__What the task requires__
Look through the material and copy each line holding "image".

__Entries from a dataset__
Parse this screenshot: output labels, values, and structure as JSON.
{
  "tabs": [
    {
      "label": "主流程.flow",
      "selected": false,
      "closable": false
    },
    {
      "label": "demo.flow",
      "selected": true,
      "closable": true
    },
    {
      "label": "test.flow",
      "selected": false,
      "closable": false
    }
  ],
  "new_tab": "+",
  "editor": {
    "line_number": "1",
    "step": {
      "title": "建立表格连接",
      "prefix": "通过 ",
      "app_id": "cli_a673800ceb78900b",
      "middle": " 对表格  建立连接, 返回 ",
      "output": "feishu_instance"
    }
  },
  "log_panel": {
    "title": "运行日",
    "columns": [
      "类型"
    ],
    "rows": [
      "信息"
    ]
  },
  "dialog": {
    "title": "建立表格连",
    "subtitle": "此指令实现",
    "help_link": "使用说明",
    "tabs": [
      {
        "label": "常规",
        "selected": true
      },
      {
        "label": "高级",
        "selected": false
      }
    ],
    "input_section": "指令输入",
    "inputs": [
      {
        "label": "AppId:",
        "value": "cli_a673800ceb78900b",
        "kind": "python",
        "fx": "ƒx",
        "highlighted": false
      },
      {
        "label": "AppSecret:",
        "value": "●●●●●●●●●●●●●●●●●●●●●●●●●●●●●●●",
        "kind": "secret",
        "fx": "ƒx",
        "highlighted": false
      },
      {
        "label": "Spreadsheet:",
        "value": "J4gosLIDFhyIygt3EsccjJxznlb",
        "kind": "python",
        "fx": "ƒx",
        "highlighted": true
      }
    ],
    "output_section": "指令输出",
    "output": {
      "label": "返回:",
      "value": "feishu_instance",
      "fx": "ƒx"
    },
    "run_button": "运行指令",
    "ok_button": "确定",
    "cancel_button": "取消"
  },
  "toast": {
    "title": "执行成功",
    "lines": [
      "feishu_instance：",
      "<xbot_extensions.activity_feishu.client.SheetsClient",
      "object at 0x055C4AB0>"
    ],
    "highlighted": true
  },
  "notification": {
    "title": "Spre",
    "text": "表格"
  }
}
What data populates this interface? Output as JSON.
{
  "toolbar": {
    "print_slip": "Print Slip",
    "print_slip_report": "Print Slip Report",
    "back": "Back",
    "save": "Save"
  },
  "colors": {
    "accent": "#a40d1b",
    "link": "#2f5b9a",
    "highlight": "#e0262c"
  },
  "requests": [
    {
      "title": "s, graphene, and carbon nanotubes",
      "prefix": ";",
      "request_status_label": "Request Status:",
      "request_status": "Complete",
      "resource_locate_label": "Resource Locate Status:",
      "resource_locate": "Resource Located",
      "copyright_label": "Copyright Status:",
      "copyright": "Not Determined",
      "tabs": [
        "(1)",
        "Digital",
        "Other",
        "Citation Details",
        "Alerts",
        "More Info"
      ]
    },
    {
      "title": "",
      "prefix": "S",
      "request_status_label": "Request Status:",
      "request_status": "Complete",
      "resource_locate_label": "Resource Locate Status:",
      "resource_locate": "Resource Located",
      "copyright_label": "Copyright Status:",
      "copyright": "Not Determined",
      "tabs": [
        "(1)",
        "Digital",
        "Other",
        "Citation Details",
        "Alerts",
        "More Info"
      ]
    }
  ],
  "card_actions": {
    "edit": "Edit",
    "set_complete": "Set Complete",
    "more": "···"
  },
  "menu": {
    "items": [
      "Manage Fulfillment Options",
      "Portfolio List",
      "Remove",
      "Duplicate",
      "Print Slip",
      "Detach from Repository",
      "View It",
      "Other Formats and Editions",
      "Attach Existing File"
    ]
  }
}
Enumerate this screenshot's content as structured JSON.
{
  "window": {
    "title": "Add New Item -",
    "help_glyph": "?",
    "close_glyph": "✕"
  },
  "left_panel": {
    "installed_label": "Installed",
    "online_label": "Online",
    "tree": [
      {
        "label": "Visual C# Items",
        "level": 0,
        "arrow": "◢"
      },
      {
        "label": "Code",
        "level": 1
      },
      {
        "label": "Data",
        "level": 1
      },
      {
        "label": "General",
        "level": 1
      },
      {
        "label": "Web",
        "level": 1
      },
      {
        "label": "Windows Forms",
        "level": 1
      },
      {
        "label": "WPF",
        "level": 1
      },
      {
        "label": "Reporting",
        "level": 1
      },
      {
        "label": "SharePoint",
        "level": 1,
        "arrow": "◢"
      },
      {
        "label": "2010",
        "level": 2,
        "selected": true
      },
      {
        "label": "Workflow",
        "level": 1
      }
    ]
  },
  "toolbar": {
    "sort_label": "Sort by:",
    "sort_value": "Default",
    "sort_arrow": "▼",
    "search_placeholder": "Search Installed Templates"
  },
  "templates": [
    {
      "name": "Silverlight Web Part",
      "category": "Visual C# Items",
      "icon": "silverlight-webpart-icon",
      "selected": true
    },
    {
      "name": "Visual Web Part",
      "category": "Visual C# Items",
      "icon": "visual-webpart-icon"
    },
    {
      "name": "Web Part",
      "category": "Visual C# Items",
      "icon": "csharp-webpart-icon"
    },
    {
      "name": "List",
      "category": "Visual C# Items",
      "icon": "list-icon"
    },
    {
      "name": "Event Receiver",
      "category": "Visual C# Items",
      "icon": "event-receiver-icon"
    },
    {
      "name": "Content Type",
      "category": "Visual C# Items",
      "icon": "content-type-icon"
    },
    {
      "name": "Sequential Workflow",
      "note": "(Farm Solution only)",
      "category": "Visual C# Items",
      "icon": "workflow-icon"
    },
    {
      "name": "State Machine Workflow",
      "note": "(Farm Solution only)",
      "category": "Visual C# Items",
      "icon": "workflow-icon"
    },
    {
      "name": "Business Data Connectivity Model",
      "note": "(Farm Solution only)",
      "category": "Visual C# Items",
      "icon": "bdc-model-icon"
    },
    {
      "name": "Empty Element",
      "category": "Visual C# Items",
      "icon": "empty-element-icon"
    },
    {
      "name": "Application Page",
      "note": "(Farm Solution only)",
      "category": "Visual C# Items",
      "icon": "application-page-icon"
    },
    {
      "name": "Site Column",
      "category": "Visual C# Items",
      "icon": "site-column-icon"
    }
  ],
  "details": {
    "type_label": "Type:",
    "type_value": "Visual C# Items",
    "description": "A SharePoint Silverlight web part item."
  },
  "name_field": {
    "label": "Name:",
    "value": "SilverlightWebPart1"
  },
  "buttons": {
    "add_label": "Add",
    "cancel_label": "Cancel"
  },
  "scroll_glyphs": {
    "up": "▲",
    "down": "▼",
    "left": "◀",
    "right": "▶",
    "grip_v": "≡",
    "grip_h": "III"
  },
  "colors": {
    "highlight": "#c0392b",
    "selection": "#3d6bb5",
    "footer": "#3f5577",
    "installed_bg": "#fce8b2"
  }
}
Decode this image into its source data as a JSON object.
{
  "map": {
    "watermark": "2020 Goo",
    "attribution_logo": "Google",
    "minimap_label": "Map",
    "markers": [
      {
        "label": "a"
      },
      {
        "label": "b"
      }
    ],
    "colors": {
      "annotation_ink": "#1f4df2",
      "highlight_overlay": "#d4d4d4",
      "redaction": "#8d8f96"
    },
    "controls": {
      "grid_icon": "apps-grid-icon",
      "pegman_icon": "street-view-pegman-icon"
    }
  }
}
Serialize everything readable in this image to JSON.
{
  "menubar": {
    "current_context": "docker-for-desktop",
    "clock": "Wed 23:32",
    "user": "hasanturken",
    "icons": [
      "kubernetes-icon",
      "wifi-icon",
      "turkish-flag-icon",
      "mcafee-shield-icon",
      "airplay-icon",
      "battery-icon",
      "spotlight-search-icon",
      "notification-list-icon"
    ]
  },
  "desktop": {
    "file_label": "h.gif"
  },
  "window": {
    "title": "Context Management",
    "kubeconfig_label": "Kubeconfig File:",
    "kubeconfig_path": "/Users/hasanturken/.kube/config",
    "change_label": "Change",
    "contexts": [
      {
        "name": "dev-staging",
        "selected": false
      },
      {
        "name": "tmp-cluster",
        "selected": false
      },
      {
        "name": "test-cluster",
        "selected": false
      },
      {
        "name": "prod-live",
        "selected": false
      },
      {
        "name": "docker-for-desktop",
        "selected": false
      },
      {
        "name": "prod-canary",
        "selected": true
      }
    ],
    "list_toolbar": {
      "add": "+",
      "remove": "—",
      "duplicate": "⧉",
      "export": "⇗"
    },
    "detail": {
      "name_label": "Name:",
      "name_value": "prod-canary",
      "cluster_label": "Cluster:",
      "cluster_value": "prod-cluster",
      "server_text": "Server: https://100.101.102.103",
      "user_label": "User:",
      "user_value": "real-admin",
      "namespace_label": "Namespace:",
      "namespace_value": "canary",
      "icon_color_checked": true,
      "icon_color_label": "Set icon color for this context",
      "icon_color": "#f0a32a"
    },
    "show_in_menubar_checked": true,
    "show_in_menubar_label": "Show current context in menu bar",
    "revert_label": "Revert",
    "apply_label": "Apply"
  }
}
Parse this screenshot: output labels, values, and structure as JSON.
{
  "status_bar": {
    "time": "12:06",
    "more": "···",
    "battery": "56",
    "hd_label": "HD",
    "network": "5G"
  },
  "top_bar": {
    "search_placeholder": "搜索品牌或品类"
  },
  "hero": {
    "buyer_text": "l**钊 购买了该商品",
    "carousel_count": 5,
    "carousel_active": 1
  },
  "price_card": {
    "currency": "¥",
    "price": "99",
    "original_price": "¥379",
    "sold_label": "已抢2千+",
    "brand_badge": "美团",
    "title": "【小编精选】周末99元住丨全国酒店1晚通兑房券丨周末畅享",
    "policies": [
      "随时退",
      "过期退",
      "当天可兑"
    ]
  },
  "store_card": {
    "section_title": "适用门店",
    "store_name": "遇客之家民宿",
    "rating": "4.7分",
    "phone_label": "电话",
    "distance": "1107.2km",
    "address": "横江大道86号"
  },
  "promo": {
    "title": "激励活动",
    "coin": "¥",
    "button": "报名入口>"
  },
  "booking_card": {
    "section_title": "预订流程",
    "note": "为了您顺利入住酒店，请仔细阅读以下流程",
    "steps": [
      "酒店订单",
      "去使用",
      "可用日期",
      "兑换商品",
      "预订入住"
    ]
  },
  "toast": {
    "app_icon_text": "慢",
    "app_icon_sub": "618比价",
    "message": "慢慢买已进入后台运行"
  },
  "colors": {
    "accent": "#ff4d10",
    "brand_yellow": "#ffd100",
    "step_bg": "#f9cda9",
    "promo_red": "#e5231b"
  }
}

__The completed task__
Decode this image into its source data as a JSON object.
Serialize everything readable in this image to JSON.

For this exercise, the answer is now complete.